What to do: What is needed is an exact copy of the entries below, from the line that contains "Output the text content of this document." through the final line, both included, and nothing else.

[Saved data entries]

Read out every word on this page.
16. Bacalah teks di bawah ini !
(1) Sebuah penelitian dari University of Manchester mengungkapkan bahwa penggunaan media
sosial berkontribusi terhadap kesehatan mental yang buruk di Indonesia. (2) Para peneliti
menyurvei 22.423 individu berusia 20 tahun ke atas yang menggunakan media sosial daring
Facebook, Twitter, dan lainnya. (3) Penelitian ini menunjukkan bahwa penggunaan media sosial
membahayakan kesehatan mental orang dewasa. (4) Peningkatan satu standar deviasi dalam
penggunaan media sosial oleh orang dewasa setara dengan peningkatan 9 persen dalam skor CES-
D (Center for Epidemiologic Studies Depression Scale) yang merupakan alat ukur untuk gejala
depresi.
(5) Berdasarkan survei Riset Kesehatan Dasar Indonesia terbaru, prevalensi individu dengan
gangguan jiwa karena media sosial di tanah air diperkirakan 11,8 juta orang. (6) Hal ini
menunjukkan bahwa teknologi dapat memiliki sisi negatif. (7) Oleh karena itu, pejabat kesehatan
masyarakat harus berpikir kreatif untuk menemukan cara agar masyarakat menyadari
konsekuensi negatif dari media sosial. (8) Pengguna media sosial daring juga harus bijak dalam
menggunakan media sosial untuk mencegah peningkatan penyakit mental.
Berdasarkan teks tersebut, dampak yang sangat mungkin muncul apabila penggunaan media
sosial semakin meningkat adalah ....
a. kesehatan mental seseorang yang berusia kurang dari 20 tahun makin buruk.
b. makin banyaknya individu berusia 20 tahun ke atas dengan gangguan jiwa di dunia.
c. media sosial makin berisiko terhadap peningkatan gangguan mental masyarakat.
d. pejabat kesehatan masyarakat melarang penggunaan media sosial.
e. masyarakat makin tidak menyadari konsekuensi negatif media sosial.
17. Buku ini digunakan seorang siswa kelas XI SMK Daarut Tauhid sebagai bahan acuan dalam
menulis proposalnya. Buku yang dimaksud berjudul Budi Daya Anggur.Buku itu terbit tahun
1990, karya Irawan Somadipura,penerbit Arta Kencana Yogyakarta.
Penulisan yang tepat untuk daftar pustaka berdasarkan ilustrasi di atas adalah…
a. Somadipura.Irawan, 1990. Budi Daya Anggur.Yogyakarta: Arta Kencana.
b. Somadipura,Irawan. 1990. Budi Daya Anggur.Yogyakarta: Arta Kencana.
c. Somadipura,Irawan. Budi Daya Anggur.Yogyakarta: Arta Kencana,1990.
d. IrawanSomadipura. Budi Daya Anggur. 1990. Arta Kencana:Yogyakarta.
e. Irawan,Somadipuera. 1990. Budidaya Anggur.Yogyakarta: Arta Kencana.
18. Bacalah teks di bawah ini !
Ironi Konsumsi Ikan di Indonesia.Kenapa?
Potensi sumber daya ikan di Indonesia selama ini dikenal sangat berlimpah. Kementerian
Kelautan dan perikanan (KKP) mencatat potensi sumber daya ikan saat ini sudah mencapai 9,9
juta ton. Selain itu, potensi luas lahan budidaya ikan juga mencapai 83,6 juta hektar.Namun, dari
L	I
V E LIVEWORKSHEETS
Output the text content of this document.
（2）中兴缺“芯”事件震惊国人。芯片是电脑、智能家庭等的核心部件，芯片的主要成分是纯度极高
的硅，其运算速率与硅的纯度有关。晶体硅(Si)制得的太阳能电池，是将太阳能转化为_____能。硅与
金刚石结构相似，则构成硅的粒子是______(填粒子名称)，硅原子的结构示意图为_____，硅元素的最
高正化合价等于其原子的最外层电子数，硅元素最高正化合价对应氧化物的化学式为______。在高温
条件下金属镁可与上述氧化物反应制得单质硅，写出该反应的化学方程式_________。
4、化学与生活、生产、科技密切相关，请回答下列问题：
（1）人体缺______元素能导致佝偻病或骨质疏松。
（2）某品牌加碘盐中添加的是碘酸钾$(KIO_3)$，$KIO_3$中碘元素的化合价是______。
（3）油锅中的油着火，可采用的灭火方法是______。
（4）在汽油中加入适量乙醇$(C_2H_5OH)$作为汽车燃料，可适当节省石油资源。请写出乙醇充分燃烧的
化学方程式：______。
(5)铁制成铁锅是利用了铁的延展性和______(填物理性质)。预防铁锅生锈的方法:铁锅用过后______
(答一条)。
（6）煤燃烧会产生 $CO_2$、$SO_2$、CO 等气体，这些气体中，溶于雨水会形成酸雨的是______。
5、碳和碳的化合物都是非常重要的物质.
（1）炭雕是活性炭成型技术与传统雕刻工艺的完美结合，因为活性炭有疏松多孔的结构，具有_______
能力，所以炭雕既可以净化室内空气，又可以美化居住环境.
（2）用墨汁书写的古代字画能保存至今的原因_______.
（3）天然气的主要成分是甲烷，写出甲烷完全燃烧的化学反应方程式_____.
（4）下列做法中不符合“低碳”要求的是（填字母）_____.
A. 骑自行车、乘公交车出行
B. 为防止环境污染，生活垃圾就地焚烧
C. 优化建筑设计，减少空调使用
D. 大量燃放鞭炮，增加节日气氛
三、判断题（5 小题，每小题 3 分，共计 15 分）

Written response:
Output the text content of this document.
（2）中兴缺“芯”事件震惊国人。芯片是电脑、智能家庭等的核心部件，芯片的主要成分是纯度极高
的硅，其运算速率与硅的纯度有关。晶体硅(Si)制得的太阳能电池，是将太阳能转化为_____能。硅与
金刚石结构相似，则构成硅的粒子是______(填粒子名称)，硅原子的结构示意图为_____，硅元素的最
高正化合价等于其原子的最外层电子数，硅元素最高正化合价对应氧化物的化学式为______。在高温
条件下金属镁可与上述氧化物反应制得单质硅，写出该反应的化学方程式_________。
4、化学与生活、生产、科技密切相关，请回答下列问题：
（1）人体缺______元素能导致佝偻病或骨质疏松。
（2）某品牌加碘盐中添加的是碘酸钾$(KIO_3)$，$KIO_3$中碘元素的化合价是______。
（3）油锅中的油着火，可采用的灭火方法是______。
（4）在汽油中加入适量乙醇$(C_2H_5OH)$作为汽车燃料，可适当节省石油资源。请写出乙醇充分燃烧的
化学方程式：______。
(5)铁制成铁锅是利用了铁的延展性和______(填物理性质)。预防铁锅生锈的方法:铁锅用过后______
(答一条)。
（6）煤燃烧会产生 $CO_2$、$SO_2$、CO 等气体，这些气体中，溶于雨水会形成酸雨的是______。
5、碳和碳的化合物都是非常重要的物质.
（1）炭雕是活性炭成型技术与传统雕刻工艺的完美结合，因为活性炭有疏松多孔的结构，具有_______
能力，所以炭雕既可以净化室内空气，又可以美化居住环境.
（2）用墨汁书写的古代字画能保存至今的原因_______.
（3）天然气的主要成分是甲烷，写出甲烷完全燃烧的化学反应方程式_____.
（4）下列做法中不符合“低碳”要求的是（填字母）_____.
A. 骑自行车、乘公交车出行
B. 为防止环境污染，生活垃圾就地焚烧
C. 优化建筑设计，减少空调使用
D. 大量燃放鞭炮，增加节日气氛
三、判断题（5 小题，每小题 3 分，共计 15 分）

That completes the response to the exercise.